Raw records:
+ + +

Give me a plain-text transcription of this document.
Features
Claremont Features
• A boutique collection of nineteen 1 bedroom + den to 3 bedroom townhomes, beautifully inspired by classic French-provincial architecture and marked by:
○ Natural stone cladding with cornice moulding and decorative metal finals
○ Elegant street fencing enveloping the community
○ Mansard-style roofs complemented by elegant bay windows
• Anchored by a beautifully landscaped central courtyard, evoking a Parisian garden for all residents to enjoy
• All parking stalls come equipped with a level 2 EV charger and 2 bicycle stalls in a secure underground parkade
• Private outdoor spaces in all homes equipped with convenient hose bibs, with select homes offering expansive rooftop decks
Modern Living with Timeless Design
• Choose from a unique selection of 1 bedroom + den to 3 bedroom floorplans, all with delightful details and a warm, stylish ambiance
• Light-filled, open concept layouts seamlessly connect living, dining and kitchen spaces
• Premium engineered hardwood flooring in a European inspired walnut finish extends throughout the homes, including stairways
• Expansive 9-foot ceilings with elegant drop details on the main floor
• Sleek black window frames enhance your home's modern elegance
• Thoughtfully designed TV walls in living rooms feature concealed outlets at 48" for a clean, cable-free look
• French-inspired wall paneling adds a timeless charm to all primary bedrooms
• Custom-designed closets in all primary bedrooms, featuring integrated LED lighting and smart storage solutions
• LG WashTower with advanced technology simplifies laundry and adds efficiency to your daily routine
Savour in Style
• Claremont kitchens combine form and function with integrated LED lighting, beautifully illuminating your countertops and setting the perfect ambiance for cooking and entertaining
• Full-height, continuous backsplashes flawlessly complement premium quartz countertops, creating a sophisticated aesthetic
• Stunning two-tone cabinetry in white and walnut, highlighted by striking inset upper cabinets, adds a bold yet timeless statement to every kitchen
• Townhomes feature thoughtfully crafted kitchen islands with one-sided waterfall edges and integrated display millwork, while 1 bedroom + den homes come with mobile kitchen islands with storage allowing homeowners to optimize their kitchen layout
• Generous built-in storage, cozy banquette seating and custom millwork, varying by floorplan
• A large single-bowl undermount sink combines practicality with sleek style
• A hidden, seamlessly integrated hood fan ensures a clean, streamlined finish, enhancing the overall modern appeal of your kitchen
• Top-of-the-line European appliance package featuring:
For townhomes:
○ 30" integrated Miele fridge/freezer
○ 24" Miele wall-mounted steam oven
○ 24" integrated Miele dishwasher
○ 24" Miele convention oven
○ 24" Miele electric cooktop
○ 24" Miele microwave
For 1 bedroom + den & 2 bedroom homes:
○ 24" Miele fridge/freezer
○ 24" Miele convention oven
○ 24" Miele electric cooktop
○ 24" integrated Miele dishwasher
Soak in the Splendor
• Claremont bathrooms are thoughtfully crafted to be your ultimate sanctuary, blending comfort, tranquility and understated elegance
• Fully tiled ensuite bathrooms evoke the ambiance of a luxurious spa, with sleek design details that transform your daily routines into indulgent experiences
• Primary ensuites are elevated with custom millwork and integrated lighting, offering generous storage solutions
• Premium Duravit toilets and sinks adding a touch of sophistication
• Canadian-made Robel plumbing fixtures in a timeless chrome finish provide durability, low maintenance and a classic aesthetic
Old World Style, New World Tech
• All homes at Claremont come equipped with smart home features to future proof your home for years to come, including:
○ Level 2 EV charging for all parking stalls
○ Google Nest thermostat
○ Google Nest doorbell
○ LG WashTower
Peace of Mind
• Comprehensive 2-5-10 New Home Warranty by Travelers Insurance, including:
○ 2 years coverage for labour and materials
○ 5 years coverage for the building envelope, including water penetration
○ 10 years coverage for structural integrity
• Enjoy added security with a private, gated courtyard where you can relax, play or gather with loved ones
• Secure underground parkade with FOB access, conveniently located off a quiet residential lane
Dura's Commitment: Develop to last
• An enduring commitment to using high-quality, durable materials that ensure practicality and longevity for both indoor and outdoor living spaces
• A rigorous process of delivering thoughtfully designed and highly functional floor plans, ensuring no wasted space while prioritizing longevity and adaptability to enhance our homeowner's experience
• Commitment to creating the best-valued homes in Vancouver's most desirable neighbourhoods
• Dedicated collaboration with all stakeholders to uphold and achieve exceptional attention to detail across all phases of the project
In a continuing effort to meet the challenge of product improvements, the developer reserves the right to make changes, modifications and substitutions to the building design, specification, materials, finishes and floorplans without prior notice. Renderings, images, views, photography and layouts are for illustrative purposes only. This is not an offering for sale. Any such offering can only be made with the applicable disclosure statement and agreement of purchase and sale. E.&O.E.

+ + +

**Given exercise:** Output every record above exactly as it appears.

**The reply:**
Give me a plain-text transcription of this document.
Features
Claremont Features
• A boutique collection of nineteen 1 bedroom + den to 3 bedroom townhomes, beautifully inspired by classic French-provincial architecture and marked by:
○ Natural stone cladding with cornice moulding and decorative metal finals
○ Elegant street fencing enveloping the community
○ Mansard-style roofs complemented by elegant bay windows
• Anchored by a beautifully landscaped central courtyard, evoking a Parisian garden for all residents to enjoy
• All parking stalls come equipped with a level 2 EV charger and 2 bicycle stalls in a secure underground parkade
• Private outdoor spaces in all homes equipped with convenient hose bibs, with select homes offering expansive rooftop decks
Modern Living with Timeless Design
• Choose from a unique selection of 1 bedroom + den to 3 bedroom floorplans, all with delightful details and a warm, stylish ambiance
• Light-filled, open concept layouts seamlessly connect living, dining and kitchen spaces
• Premium engineered hardwood flooring in a European inspired walnut finish extends throughout the homes, including stairways
• Expansive 9-foot ceilings with elegant drop details on the main floor
• Sleek black window frames enhance your home's modern elegance
• Thoughtfully designed TV walls in living rooms feature concealed outlets at 48" for a clean, cable-free look
• French-inspired wall paneling adds a timeless charm to all primary bedrooms
• Custom-designed closets in all primary bedrooms, featuring integrated LED lighting and smart storage solutions
• LG WashTower with advanced technology simplifies laundry and adds efficiency to your daily routine
Savour in Style
• Claremont kitchens combine form and function with integrated LED lighting, beautifully illuminating your countertops and setting the perfect ambiance for cooking and entertaining
• Full-height, continuous backsplashes flawlessly complement premium quartz countertops, creating a sophisticated aesthetic
• Stunning two-tone cabinetry in white and walnut, highlighted by striking inset upper cabinets, adds a bold yet timeless statement to every kitchen
• Townhomes feature thoughtfully crafted kitchen islands with one-sided waterfall edges and integrated display millwork, while 1 bedroom + den homes come with mobile kitchen islands with storage allowing homeowners to optimize their kitchen layout
• Generous built-in storage, cozy banquette seating and custom millwork, varying by floorplan
• A large single-bowl undermount sink combines practicality with sleek style
• A hidden, seamlessly integrated hood fan ensures a clean, streamlined finish, enhancing the overall modern appeal of your kitchen
• Top-of-the-line European appliance package featuring:
For townhomes:
○ 30" integrated Miele fridge/freezer
○ 24" Miele wall-mounted steam oven
○ 24" integrated Miele dishwasher
○ 24" Miele convention oven
○ 24" Miele electric cooktop
○ 24" Miele microwave
For 1 bedroom + den & 2 bedroom homes:
○ 24" Miele fridge/freezer
○ 24" Miele convention oven
○ 24" Miele electric cooktop
○ 24" integrated Miele dishwasher
Soak in the Splendor
• Claremont bathrooms are thoughtfully crafted to be your ultimate sanctuary, blending comfort, tranquility and understated elegance
• Fully tiled ensuite bathrooms evoke the ambiance of a luxurious spa, with sleek design details that transform your daily routines into indulgent experiences
• Primary ensuites are elevated with custom millwork and integrated lighting, offering generous storage solutions
• Premium Duravit toilets and sinks adding a touch of sophistication
• Canadian-made Robel plumbing fixtures in a timeless chrome finish provide durability, low maintenance and a classic aesthetic
Old World Style, New World Tech
• All homes at Claremont come equipped with smart home features to future proof your home for years to come, including:
○ Level 2 EV charging for all parking stalls
○ Google Nest thermostat
○ Google Nest doorbell
○ LG WashTower
Peace of Mind
• Comprehensive 2-5-10 New Home Warranty by Travelers Insurance, including:
○ 2 years coverage for labour and materials
○ 5 years coverage for the building envelope, including water penetration
○ 10 years coverage for structural integrity
• Enjoy added security with a private, gated courtyard where you can relax, play or gather with loved ones
• Secure underground parkade with FOB access, conveniently located off a quiet residential lane
Dura's Commitment: Develop to last
• An enduring commitment to using high-quality, durable materials that ensure practicality and longevity for both indoor and outdoor living spaces
• A rigorous process of delivering thoughtfully designed and highly functional floor plans, ensuring no wasted space while prioritizing longevity and adaptability to enhance our homeowner's experience
• Commitment to creating the best-valued homes in Vancouver's most desirable neighbourhoods
• Dedicated collaboration with all stakeholders to uphold and achieve exceptional attention to detail across all phases of the project
In a continuing effort to meet the challenge of product improvements, the developer reserves the right to make changes, modifications and substitutions to the building design, specification, materials, finishes and floorplans without prior notice. Renderings, images, views, photography and layouts are for illustrative purposes only. This is not an offering for sale. Any such offering can only be made with the applicable disclosure statement and agreement of purchase and sale. E.&O.E.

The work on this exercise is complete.